__Prompt__. Show each line of the data below that has the string "Name" in it.

__Supplied data__.
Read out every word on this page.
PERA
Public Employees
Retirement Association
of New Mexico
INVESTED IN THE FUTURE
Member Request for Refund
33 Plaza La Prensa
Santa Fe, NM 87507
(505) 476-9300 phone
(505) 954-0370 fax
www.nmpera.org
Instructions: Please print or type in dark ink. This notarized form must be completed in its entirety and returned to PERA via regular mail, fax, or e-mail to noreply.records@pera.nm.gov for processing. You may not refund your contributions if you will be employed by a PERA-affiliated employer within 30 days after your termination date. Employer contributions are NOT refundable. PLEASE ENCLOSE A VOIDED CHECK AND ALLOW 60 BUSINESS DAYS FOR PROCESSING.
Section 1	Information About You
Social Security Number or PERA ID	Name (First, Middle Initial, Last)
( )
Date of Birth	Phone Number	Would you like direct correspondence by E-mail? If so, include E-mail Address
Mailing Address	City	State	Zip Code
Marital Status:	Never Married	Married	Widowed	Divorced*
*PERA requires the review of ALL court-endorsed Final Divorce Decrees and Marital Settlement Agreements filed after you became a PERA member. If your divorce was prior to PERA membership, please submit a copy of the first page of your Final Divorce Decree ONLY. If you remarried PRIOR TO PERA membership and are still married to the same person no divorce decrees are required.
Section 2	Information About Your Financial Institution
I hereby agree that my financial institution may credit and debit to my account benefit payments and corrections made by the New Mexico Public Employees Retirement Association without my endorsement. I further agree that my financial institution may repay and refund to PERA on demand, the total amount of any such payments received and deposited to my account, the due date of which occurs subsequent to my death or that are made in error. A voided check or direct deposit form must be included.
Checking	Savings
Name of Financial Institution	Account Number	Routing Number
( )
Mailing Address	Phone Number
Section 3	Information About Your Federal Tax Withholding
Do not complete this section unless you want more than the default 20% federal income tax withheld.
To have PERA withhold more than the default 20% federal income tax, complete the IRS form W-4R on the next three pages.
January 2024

__Complete output__.
Social Security Number or PERA ID	Name (First, Middle Initial, Last)
Name of Financial Institution	Account Number	Routing Number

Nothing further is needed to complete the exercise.